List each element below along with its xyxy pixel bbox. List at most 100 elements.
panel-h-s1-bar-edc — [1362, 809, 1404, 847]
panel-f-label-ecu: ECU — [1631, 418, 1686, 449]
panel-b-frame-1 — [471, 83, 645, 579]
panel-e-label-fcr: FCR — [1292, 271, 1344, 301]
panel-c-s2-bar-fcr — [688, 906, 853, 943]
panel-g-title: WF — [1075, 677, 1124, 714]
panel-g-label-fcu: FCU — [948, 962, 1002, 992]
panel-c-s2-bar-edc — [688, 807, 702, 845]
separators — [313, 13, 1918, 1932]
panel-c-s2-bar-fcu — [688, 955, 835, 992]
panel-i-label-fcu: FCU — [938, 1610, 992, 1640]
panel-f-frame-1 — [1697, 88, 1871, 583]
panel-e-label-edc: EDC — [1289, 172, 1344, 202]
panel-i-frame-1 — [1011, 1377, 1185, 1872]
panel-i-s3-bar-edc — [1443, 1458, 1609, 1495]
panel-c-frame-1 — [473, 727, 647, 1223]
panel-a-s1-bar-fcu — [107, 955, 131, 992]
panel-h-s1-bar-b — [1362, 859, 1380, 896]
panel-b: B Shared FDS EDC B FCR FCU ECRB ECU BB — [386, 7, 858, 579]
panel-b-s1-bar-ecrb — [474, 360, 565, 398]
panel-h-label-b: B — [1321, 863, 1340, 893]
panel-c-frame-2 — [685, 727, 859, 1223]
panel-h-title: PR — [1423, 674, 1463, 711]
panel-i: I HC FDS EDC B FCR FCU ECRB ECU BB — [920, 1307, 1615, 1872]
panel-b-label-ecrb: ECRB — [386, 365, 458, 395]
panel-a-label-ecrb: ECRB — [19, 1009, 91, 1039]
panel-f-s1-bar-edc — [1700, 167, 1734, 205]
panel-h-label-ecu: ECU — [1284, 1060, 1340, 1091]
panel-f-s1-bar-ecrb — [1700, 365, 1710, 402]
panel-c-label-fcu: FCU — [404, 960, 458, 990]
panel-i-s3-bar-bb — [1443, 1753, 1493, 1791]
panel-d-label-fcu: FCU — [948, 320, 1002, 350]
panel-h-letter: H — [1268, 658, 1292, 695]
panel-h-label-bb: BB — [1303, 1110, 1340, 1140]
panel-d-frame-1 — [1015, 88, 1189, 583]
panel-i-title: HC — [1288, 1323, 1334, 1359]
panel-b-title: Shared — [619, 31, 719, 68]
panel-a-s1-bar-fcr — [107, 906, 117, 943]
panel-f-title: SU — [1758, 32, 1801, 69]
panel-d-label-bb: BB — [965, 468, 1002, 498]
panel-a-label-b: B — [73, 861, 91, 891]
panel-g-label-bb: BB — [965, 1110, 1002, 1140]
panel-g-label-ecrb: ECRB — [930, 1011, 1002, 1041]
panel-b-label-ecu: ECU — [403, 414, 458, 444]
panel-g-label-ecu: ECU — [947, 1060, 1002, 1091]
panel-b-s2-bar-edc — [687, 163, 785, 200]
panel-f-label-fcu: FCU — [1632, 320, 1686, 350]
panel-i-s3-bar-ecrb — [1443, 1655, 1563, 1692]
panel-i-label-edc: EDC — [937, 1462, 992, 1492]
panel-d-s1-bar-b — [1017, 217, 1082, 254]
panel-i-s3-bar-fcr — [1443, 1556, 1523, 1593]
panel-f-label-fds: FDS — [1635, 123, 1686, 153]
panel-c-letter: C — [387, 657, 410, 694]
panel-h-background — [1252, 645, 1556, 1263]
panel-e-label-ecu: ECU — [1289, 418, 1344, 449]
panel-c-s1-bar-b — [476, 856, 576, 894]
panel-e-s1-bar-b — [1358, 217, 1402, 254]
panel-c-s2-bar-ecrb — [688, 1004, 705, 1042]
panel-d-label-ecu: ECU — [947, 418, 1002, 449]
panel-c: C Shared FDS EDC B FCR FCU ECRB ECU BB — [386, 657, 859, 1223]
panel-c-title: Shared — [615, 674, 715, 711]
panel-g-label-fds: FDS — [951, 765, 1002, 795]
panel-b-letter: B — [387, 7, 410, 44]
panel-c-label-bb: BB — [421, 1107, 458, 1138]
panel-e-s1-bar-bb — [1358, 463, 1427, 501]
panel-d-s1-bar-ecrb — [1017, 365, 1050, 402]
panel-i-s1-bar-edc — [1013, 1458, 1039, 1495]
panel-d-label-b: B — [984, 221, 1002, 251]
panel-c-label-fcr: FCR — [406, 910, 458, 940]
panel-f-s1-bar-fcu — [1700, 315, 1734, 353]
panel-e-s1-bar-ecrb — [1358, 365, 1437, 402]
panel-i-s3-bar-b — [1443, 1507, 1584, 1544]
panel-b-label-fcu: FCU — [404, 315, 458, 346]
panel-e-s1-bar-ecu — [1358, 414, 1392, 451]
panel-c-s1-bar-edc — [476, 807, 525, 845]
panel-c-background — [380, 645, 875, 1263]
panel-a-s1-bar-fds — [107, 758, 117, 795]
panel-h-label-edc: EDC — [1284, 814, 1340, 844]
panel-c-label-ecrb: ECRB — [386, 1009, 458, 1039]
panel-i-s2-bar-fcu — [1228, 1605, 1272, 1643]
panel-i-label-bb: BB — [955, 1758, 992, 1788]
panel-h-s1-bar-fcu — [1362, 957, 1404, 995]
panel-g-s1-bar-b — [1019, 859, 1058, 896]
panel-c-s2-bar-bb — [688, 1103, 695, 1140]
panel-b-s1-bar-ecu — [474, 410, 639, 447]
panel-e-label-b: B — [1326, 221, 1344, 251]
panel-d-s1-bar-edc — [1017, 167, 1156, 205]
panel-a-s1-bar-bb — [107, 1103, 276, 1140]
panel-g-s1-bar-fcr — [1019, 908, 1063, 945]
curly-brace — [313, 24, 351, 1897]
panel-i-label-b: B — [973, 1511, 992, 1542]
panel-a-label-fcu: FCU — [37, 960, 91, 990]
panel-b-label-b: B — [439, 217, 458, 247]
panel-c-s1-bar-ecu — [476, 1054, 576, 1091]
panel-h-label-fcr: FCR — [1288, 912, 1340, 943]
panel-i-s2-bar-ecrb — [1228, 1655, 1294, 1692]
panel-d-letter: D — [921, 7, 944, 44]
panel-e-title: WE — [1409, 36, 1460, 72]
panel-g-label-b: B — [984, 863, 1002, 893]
§
Copy out the data above with "separators" replaced by "dividers", keeping everything else the same.

List each element below along with its xyxy pixel bbox. List at most 100 elements.
panel-h-s1-bar-edc — [1362, 809, 1404, 847]
panel-f-label-ecu: ECU — [1631, 418, 1686, 449]
panel-b-frame-1 — [471, 83, 645, 579]
panel-e-label-fcr: FCR — [1292, 271, 1344, 301]
panel-c-s2-bar-fcr — [688, 906, 853, 943]
panel-g-title: WF — [1075, 677, 1124, 714]
panel-g-label-fcu: FCU — [948, 962, 1002, 992]
panel-c-s2-bar-edc — [688, 807, 702, 845]
dividers — [313, 13, 1918, 1932]
panel-c-s2-bar-fcu — [688, 955, 835, 992]
panel-i-label-fcu: FCU — [938, 1610, 992, 1640]
panel-f-frame-1 — [1697, 88, 1871, 583]
panel-e-label-edc: EDC — [1289, 172, 1344, 202]
panel-i-frame-1 — [1011, 1377, 1185, 1872]
panel-i-s3-bar-edc — [1443, 1458, 1609, 1495]
panel-c-frame-1 — [473, 727, 647, 1223]
panel-a-s1-bar-fcu — [107, 955, 131, 992]
panel-h-s1-bar-b — [1362, 859, 1380, 896]
panel-b: B Shared FDS EDC B FCR FCU ECRB ECU BB — [386, 7, 858, 579]
panel-b-s1-bar-ecrb — [474, 360, 565, 398]
panel-h-label-b: B — [1321, 863, 1340, 893]
panel-c-frame-2 — [685, 727, 859, 1223]
panel-h-title: PR — [1423, 674, 1463, 711]
panel-i: I HC FDS EDC B FCR FCU ECRB ECU BB — [920, 1307, 1615, 1872]
panel-b-label-ecrb: ECRB — [386, 365, 458, 395]
panel-a-label-ecrb: ECRB — [19, 1009, 91, 1039]
panel-f-s1-bar-edc — [1700, 167, 1734, 205]
panel-h-label-ecu: ECU — [1284, 1060, 1340, 1091]
panel-f-s1-bar-ecrb — [1700, 365, 1710, 402]
panel-c-label-fcu: FCU — [404, 960, 458, 990]
panel-i-s3-bar-bb — [1443, 1753, 1493, 1791]
panel-d-label-fcu: FCU — [948, 320, 1002, 350]
panel-h-letter: H — [1268, 658, 1292, 695]
panel-h-label-bb: BB — [1303, 1110, 1340, 1140]
panel-d-frame-1 — [1015, 88, 1189, 583]
panel-i-title: HC — [1288, 1323, 1334, 1359]
panel-b-title: Shared — [619, 31, 719, 68]
panel-a-s1-bar-fcr — [107, 906, 117, 943]
panel-f-title: SU — [1758, 32, 1801, 69]
panel-d-label-bb: BB — [965, 468, 1002, 498]
panel-a-label-b: B — [73, 861, 91, 891]
panel-g-label-bb: BB — [965, 1110, 1002, 1140]
panel-g-label-ecrb: ECRB — [930, 1011, 1002, 1041]
panel-b-label-ecu: ECU — [403, 414, 458, 444]
panel-g-label-ecu: ECU — [947, 1060, 1002, 1091]
panel-b-s2-bar-edc — [687, 163, 785, 200]
panel-f-label-fcu: FCU — [1632, 320, 1686, 350]
panel-i-s3-bar-ecrb — [1443, 1655, 1563, 1692]
panel-i-label-edc: EDC — [937, 1462, 992, 1492]
panel-d-s1-bar-b — [1017, 217, 1082, 254]
panel-i-s3-bar-fcr — [1443, 1556, 1523, 1593]
panel-f-label-fds: FDS — [1635, 123, 1686, 153]
panel-c-letter: C — [387, 657, 410, 694]
panel-h-background — [1252, 645, 1556, 1263]
panel-e-label-ecu: ECU — [1289, 418, 1344, 449]
panel-c-s1-bar-b — [476, 856, 576, 894]
panel-e-s1-bar-b — [1358, 217, 1402, 254]
panel-c-s2-bar-ecrb — [688, 1004, 705, 1042]
panel-d-label-ecu: ECU — [947, 418, 1002, 449]
panel-c: C Shared FDS EDC B FCR FCU ECRB ECU BB — [386, 657, 859, 1223]
panel-c-title: Shared — [615, 674, 715, 711]
panel-g-label-fds: FDS — [951, 765, 1002, 795]
panel-b-letter: B — [387, 7, 410, 44]
panel-c-label-bb: BB — [421, 1107, 458, 1138]
panel-e-s1-bar-bb — [1358, 463, 1427, 501]
panel-d-s1-bar-ecrb — [1017, 365, 1050, 402]
panel-i-s1-bar-edc — [1013, 1458, 1039, 1495]
panel-d-label-b: B — [984, 221, 1002, 251]
panel-c-label-fcr: FCR — [406, 910, 458, 940]
panel-f-s1-bar-fcu — [1700, 315, 1734, 353]
panel-e-s1-bar-ecrb — [1358, 365, 1437, 402]
panel-i-s3-bar-b — [1443, 1507, 1584, 1544]
panel-b-label-fcu: FCU — [404, 315, 458, 346]
panel-e-s1-bar-ecu — [1358, 414, 1392, 451]
panel-c-s1-bar-edc — [476, 807, 525, 845]
panel-c-background — [380, 645, 875, 1263]
panel-a-s1-bar-fds — [107, 758, 117, 795]
panel-h-label-edc: EDC — [1284, 814, 1340, 844]
panel-c-label-ecrb: ECRB — [386, 1009, 458, 1039]
panel-i-s2-bar-fcu — [1228, 1605, 1272, 1643]
panel-i-label-bb: BB — [955, 1758, 992, 1788]
panel-h-s1-bar-fcu — [1362, 957, 1404, 995]
panel-g-s1-bar-b — [1019, 859, 1058, 896]
panel-c-s2-bar-bb — [688, 1103, 695, 1140]
panel-b-s1-bar-ecu — [474, 410, 639, 447]
panel-e-label-b: B — [1326, 221, 1344, 251]
panel-d-s1-bar-edc — [1017, 167, 1156, 205]
panel-a-s1-bar-bb — [107, 1103, 276, 1140]
panel-g-s1-bar-fcr — [1019, 908, 1063, 945]
curly-brace — [313, 24, 351, 1897]
panel-i-label-b: B — [973, 1511, 992, 1542]
panel-a-label-fcu: FCU — [37, 960, 91, 990]
panel-b-label-b: B — [439, 217, 458, 247]
panel-c-s1-bar-ecu — [476, 1054, 576, 1091]
panel-h-label-fcr: FCR — [1288, 912, 1340, 943]
panel-i-s2-bar-ecrb — [1228, 1655, 1294, 1692]
panel-d-letter: D — [921, 7, 944, 44]
panel-e-title: WE — [1409, 36, 1460, 72]
panel-g-label-b: B — [984, 863, 1002, 893]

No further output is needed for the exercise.